::: INPUT MATERIAL :::

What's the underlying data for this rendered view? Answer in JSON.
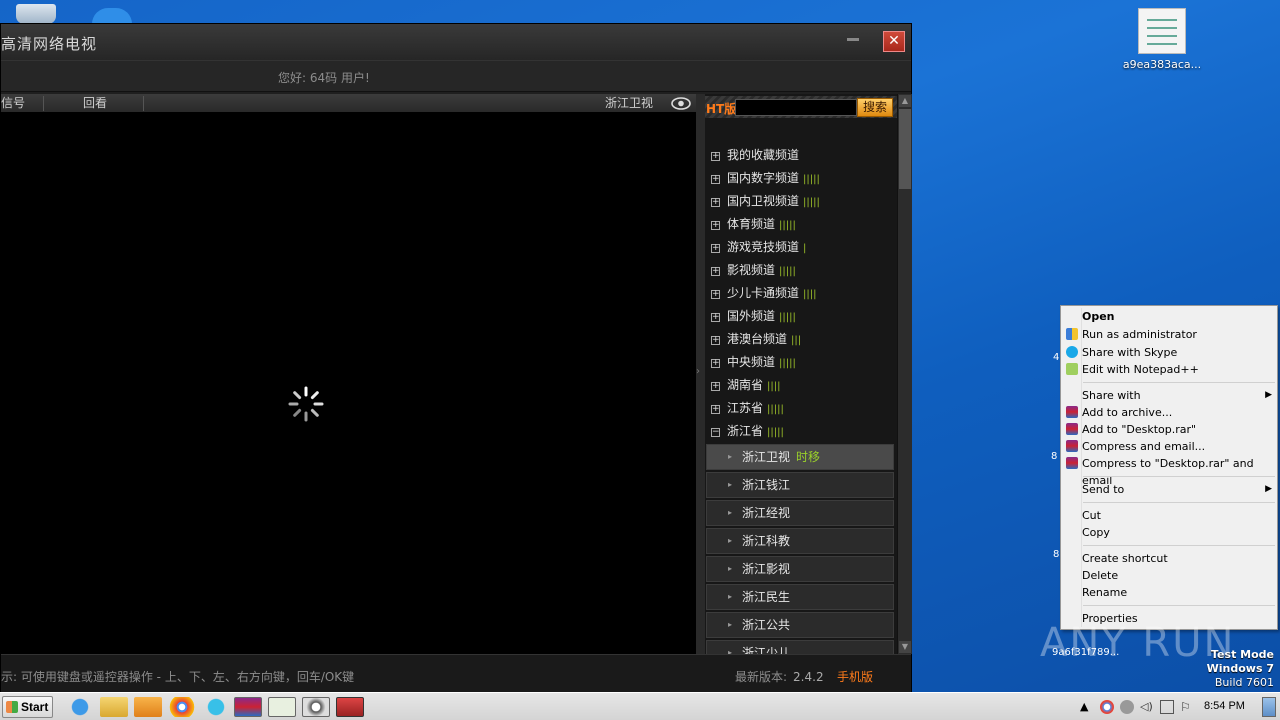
{
  "app": {
    "title": "高清网络电视",
    "greeting": "您好: 64码 用户!",
    "close_glyph": "✕",
    "tabs": [
      "信号",
      "回看"
    ],
    "current_channel": "浙江卫视",
    "panel": {
      "ht_label": "HT版",
      "search_placeholder": "",
      "search_button": "搜索",
      "categories": [
        {
          "label": "我的收藏频道",
          "signal": "",
          "expanded": false
        },
        {
          "label": "国内数字频道",
          "signal": "|||||",
          "expanded": false
        },
        {
          "label": "国内卫视频道",
          "signal": "|||||",
          "expanded": false
        },
        {
          "label": "体育频道",
          "signal": "|||||",
          "expanded": false
        },
        {
          "label": "游戏竞技频道",
          "signal": "|",
          "expanded": false
        },
        {
          "label": "影视频道",
          "signal": "|||||",
          "expanded": false
        },
        {
          "label": "少儿卡通频道",
          "signal": "||||",
          "expanded": false
        },
        {
          "label": "国外频道",
          "signal": "|||||",
          "expanded": false
        },
        {
          "label": "港澳台频道",
          "signal": "|||",
          "expanded": false
        },
        {
          "label": "中央频道",
          "signal": "|||||",
          "expanded": false
        },
        {
          "label": "湖南省",
          "signal": "||||",
          "expanded": false
        },
        {
          "label": "江苏省",
          "signal": "|||||",
          "expanded": false
        },
        {
          "label": "浙江省",
          "signal": "|||||",
          "expanded": true
        }
      ],
      "box_collapsed": "+",
      "box_expanded": "−",
      "subchannels": [
        {
          "label": "浙江卫视",
          "tag": "时移",
          "active": true
        },
        {
          "label": "浙江钱江",
          "tag": "",
          "active": false
        },
        {
          "label": "浙江经视",
          "tag": "",
          "active": false
        },
        {
          "label": "浙江科教",
          "tag": "",
          "active": false
        },
        {
          "label": "浙江影视",
          "tag": "",
          "active": false
        },
        {
          "label": "浙江民生",
          "tag": "",
          "active": false
        },
        {
          "label": "浙江公共",
          "tag": "",
          "active": false
        },
        {
          "label": "浙江少儿",
          "tag": "",
          "active": false
        }
      ]
    },
    "status": {
      "hint": "示: 可使用键盘或遥控器操作 - 上、下、左、右方向键，回车/OK键",
      "version_label": "最新版本:",
      "version_value": "2.4.2",
      "mobile": "手机版"
    }
  },
  "desktop": {
    "file_label": "a9ea383aca...",
    "frag_1": "4",
    "frag_2": "8",
    "frag_3": "8",
    "frag_4": "9a6f31f789...",
    "watermark": "ANY RUN",
    "test_mode": [
      "Test Mode",
      "Windows 7",
      "Build 7601"
    ]
  },
  "context_menu": {
    "items": [
      {
        "label": "Open",
        "bold": true
      },
      {
        "label": "Run as administrator",
        "icon": "shield-icon"
      },
      {
        "label": "Share with Skype",
        "icon": "skype-icon"
      },
      {
        "label": "Edit with Notepad++",
        "icon": "notepad-icon"
      },
      {
        "label": "Share with",
        "submenu": true
      },
      {
        "label": "Add to archive...",
        "icon": "winrar-icon"
      },
      {
        "label": "Add to \"Desktop.rar\"",
        "icon": "winrar-icon"
      },
      {
        "label": "Compress and email...",
        "icon": "winrar-icon"
      },
      {
        "label": "Compress to \"Desktop.rar\" and email",
        "icon": "winrar-icon"
      },
      {
        "label": "Send to",
        "submenu": true
      },
      {
        "label": "Cut"
      },
      {
        "label": "Copy"
      },
      {
        "label": "Create shortcut"
      },
      {
        "label": "Delete"
      },
      {
        "label": "Rename"
      },
      {
        "label": "Properties"
      }
    ],
    "submenu_glyph": "▶"
  },
  "taskbar": {
    "start_label": "Start",
    "clock": "8:54 PM"
  },
  "colors": {
    "accent_orange": "#ff7b1a",
    "signal_green": "#9bbf2a",
    "desktop_blue": "#1565c8"
  }
}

:::

_WHAT YOU HAVE TO DO:_
Would you set down the listing exactly, omitting pictures?

_OUTPUT FOR THIS TASK:_
What's the underlying data for this rendered view? Answer in JSON.
{
  "app": {
    "title": "高清网络电视",
    "greeting": "您好: 64码 用户!",
    "close_glyph": "✕",
    "tabs": [
      "信号",
      "回看"
    ],
    "current_channel": "浙江卫视",
    "panel": {
      "ht_label": "HT版",
      "search_placeholder": "",
      "search_button": "搜索",
      "categories": [
        {
          "label": "我的收藏频道",
          "signal": "",
          "expanded": false
        },
        {
          "label": "国内数字频道",
          "signal": "|||||",
          "expanded": false
        },
        {
          "label": "国内卫视频道",
          "signal": "|||||",
          "expanded": false
        },
        {
          "label": "体育频道",
          "signal": "|||||",
          "expanded": false
        },
        {
          "label": "游戏竞技频道",
          "signal": "|",
          "expanded": false
        },
        {
          "label": "影视频道",
          "signal": "|||||",
          "expanded": false
        },
        {
          "label": "少儿卡通频道",
          "signal": "||||",
          "expanded": false
        },
        {
          "label": "国外频道",
          "signal": "|||||",
          "expanded": false
        },
        {
          "label": "港澳台频道",
          "signal": "|||",
          "expanded": false
        },
        {
          "label": "中央频道",
          "signal": "|||||",
          "expanded": false
        },
        {
          "label": "湖南省",
          "signal": "||||",
          "expanded": false
        },
        {
          "label": "江苏省",
          "signal": "|||||",
          "expanded": false
        },
        {
          "label": "浙江省",
          "signal": "|||||",
          "expanded": true
        }
      ],
      "box_collapsed": "+",
      "box_expanded": "−",
      "subchannels": [
        {
          "label": "浙江卫视",
          "tag": "时移",
          "active": true
        },
        {
          "label": "浙江钱江",
          "tag": "",
          "active": false
        },
        {
          "label": "浙江经视",
          "tag": "",
          "active": false
        },
        {
          "label": "浙江科教",
          "tag": "",
          "active": false
        },
        {
          "label": "浙江影视",
          "tag": "",
          "active": false
        },
        {
          "label": "浙江民生",
          "tag": "",
          "active": false
        },
        {
          "label": "浙江公共",
          "tag": "",
          "active": false
        },
        {
          "label": "浙江少儿",
          "tag": "",
          "active": false
        }
      ]
    },
    "status": {
      "hint": "示: 可使用键盘或遥控器操作 - 上、下、左、右方向键，回车/OK键",
      "version_label": "最新版本:",
      "version_value": "2.4.2",
      "mobile": "手机版"
    }
  },
  "desktop": {
    "file_label": "a9ea383aca...",
    "frag_1": "4",
    "frag_2": "8",
    "frag_3": "8",
    "frag_4": "9a6f31f789...",
    "watermark": "ANY RUN",
    "test_mode": [
      "Test Mode",
      "Windows 7",
      "Build 7601"
    ]
  },
  "context_menu": {
    "items": [
      {
        "label": "Open",
        "bold": true
      },
      {
        "label": "Run as administrator",
        "icon": "shield-icon"
      },
      {
        "label": "Share with Skype",
        "icon": "skype-icon"
      },
      {
        "label": "Edit with Notepad++",
        "icon": "notepad-icon"
      },
      {
        "label": "Share with",
        "submenu": true
      },
      {
        "label": "Add to archive...",
        "icon": "winrar-icon"
      },
      {
        "label": "Add to \"Desktop.rar\"",
        "icon": "winrar-icon"
      },
      {
        "label": "Compress and email...",
        "icon": "winrar-icon"
      },
      {
        "label": "Compress to \"Desktop.rar\" and email",
        "icon": "winrar-icon"
      },
      {
        "label": "Send to",
        "submenu": true
      },
      {
        "label": "Cut"
      },
      {
        "label": "Copy"
      },
      {
        "label": "Create shortcut"
      },
      {
        "label": "Delete"
      },
      {
        "label": "Rename"
      },
      {
        "label": "Properties"
      }
    ],
    "submenu_glyph": "▶"
  },
  "taskbar": {
    "start_label": "Start",
    "clock": "8:54 PM"
  },
  "colors": {
    "accent_orange": "#ff7b1a",
    "signal_green": "#9bbf2a",
    "desktop_blue": "#1565c8"
  }
}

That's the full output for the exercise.